- The problem
Everything from the line holding "Convert this document image to plain text." to the end of the listing below should be copied exactly, line for line, minus the pictures.

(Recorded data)
________________________________________
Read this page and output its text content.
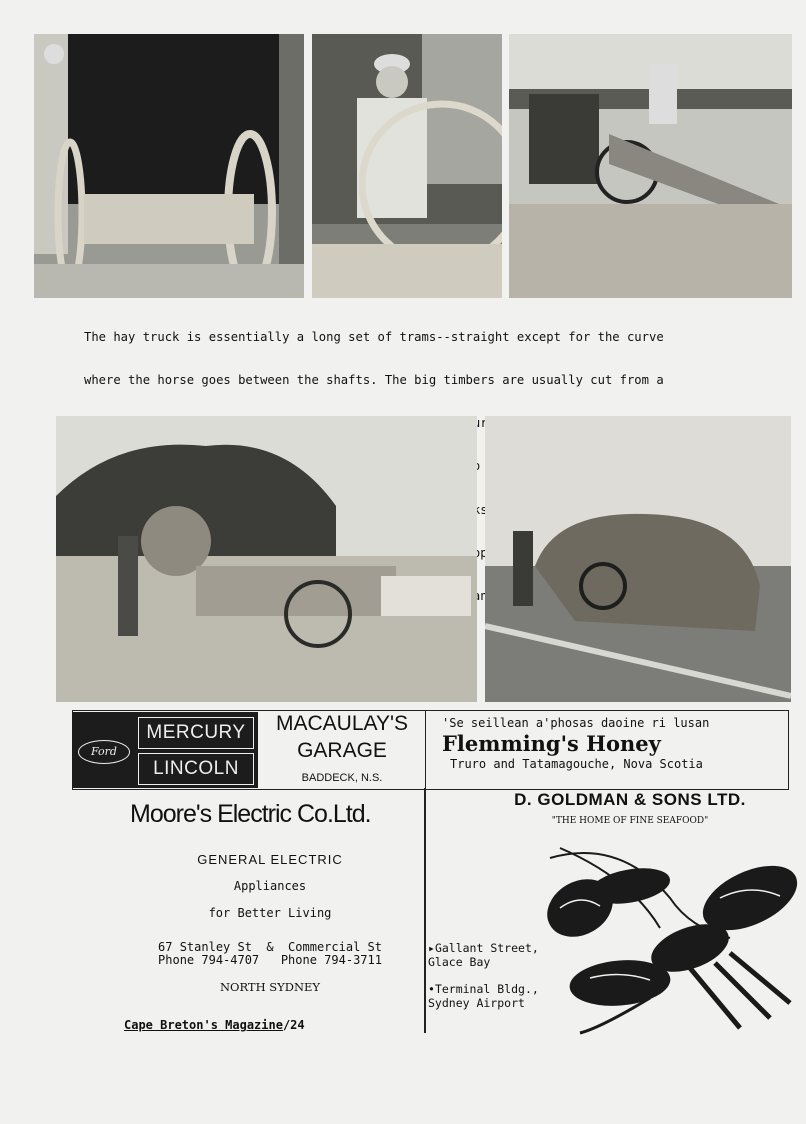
The hay truck is essentially a long set of trams--straight except for the curve

where the horse goes between the shafts. The big timbers are usually cut from a

and

Ford
MERCURY
LINCOLN
MACAULAY'S
GARAGE
BADDECK, N.S.
'Se seillean a'phosas daoine ri lusan
Flemming's Honey
Truro and Tatamagouche, Nova Scotia
Moore's Electric Co.Ltd.
GENERAL ELECTRIC
Appliances
for Better Living
67 Stanley St  &  Commercial St
Phone 794-4707   Phone 794-3711
NORTH SYDNEY
D. GOLDMAN & SONS LTD.
"THE HOME OF FINE SEAFOOD"
▸Gallant Street,
Glace Bay
•Terminal Bldg.,
Sydney Airport
Cape Breton's Magazine/24
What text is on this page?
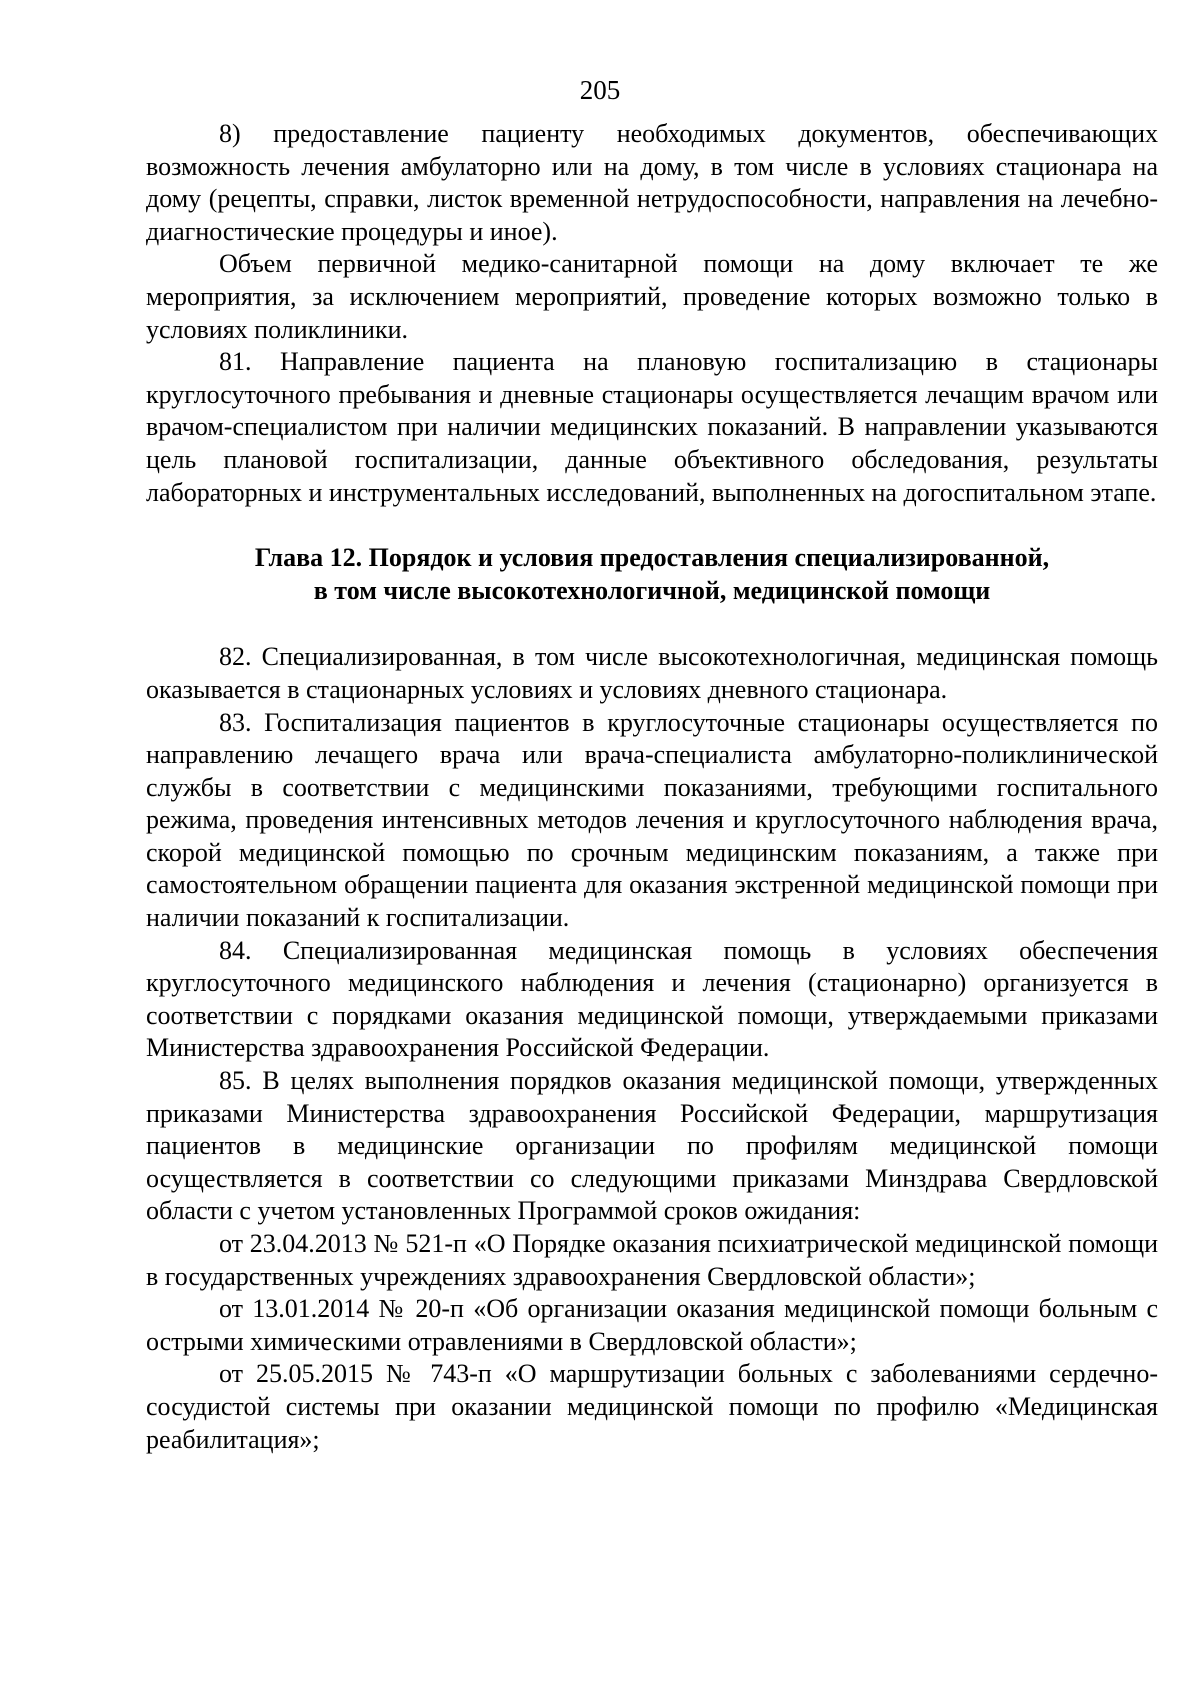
205

8) предоставление пациенту необходимых документов, обеспечивающих возможность лечения амбулаторно или на дому, в том числе в условиях стационара на дому (рецепты, справки, листок временной нетрудоспособности, направления на лечебно-диагностические процедуры и иное).

Объем первичной медико-санитарной помощи на дому включает те же мероприятия, за исключением мероприятий, проведение которых возможно только в условиях поликлиники.

81. Направление пациента на плановую госпитализацию в стационары круглосуточного пребывания и дневные стационары осуществляется лечащим врачом или врачом-специалистом при наличии медицинских показаний. В направлении указываются цель плановой госпитализации, данные объективного обследования, результаты лабораторных и инструментальных исследований, выполненных на догоспитальном этапе.

Глава 12. Порядок и условия предоставления специализированной,
в том числе высокотехнологичной, медицинской помощи

82. Специализированная, в том числе высокотехнологичная, медицинская помощь оказывается в стационарных условиях и условиях дневного стационара.

83. Госпитализация пациентов в круглосуточные стационары осуществляется по направлению лечащего врача или врача-специалиста амбулаторно-поликлинической службы в соответствии с медицинскими показаниями, требующими госпитального режима, проведения интенсивных методов лечения и круглосуточного наблюдения врача, скорой медицинской помощью по срочным медицинским показаниям, а также при самостоятельном обращении пациента для оказания экстренной медицинской помощи при наличии показаний к госпитализации.

84. Специализированная медицинская помощь в условиях обеспечения круглосуточного медицинского наблюдения и лечения (стационарно) организуется в соответствии с порядками оказания медицинской помощи, утверждаемыми приказами Министерства здравоохранения Российской Федерации.

85. В целях выполнения порядков оказания медицинской помощи, утвержденных приказами Министерства здравоохранения Российской Федерации, маршрутизация пациентов в медицинские организации по профилям медицинской помощи осуществляется в соответствии со следующими приказами Минздрава Свердловской области с учетом установленных Программой сроков ожидания:

от 23.04.2013 № 521-п «О Порядке оказания психиатрической медицинской помощи в государственных учреждениях здравоохранения Свердловской области»;

от 13.01.2014 № 20-п «Об организации оказания медицинской помощи больным с острыми химическими отравлениями в Свердловской области»;

от 25.05.2015 № 743-п «О маршрутизации больных с заболеваниями сердечно-сосудистой системы при оказании медицинской помощи по профилю «Медицинская реабилитация»;
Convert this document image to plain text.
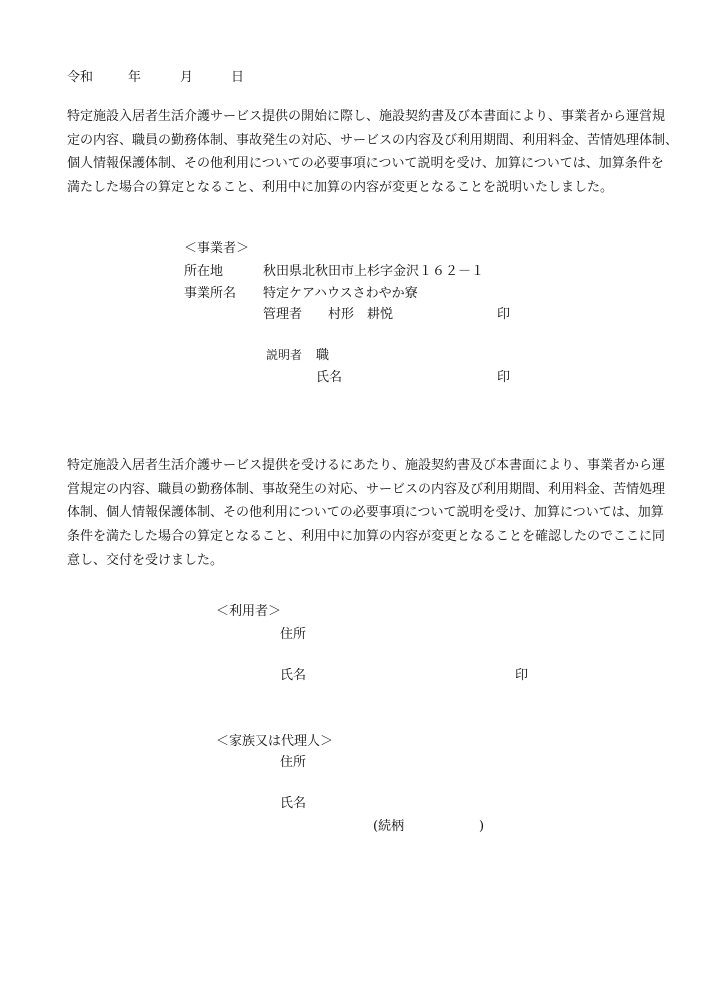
令和	年	月	日
特定施設入居者生活介護サービス提供の開始に際し、施設契約書及び本書面により、事業者から運営規
定の内容、職員の勤務体制、事故発生の対応、サービスの内容及び利用期間、利用料金、苦情処理体制、
個人情報保護体制、その他利用についての必要事項について説明を受け、加算については、加算条件を
満たした場合の算定となること、利用中に加算の内容が変更となることを説明いたしました。
＜事業者＞
所在地	秋田県北秋田市上杉字金沢１６２－１
事業所名 特定ケアハウスさわやか寮
管理者 村形　耕悦	印
説明者 職
氏名	印
特定施設入居者生活介護サービス提供を受けるにあたり、施設契約書及び本書面により、事業者から運
営規定の内容、職員の勤務体制、事故発生の対応、サービスの内容及び利用期間、利用料金、苦情処理
体制、個人情報保護体制、その他利用についての必要事項について説明を受け、加算については、加算
条件を満たした場合の算定となること、利用中に加算の内容が変更となることを確認したのでここに同
意し、交付を受けました。
＜利用者＞
住所
氏名	印
＜家族又は代理人＞
住所
氏名
(続柄	)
________________________________________
- Final result
Convert this document image to plain text.
令和	年	月	日
特定施設入居者生活介護サービス提供の開始に際し、施設契約書及び本書面により、事業者から運営規
定の内容、職員の勤務体制、事故発生の対応、サービスの内容及び利用期間、利用料金、苦情処理体制、
個人情報保護体制、その他利用についての必要事項について説明を受け、加算については、加算条件を
満たした場合の算定となること、利用中に加算の内容が変更となることを説明いたしました。
＜事業者＞
所在地	秋田県北秋田市上杉字金沢１６２－１
事業所名 特定ケアハウスさわやか寮
管理者 村形　耕悦	印
説明者 職
氏名	印
特定施設入居者生活介護サービス提供を受けるにあたり、施設契約書及び本書面により、事業者から運
営規定の内容、職員の勤務体制、事故発生の対応、サービスの内容及び利用期間、利用料金、苦情処理
体制、個人情報保護体制、その他利用についての必要事項について説明を受け、加算については、加算
条件を満たした場合の算定となること、利用中に加算の内容が変更となることを確認したのでここに同
意し、交付を受けました。
＜利用者＞
住所
氏名	印
＜家族又は代理人＞
住所
氏名
(続柄	)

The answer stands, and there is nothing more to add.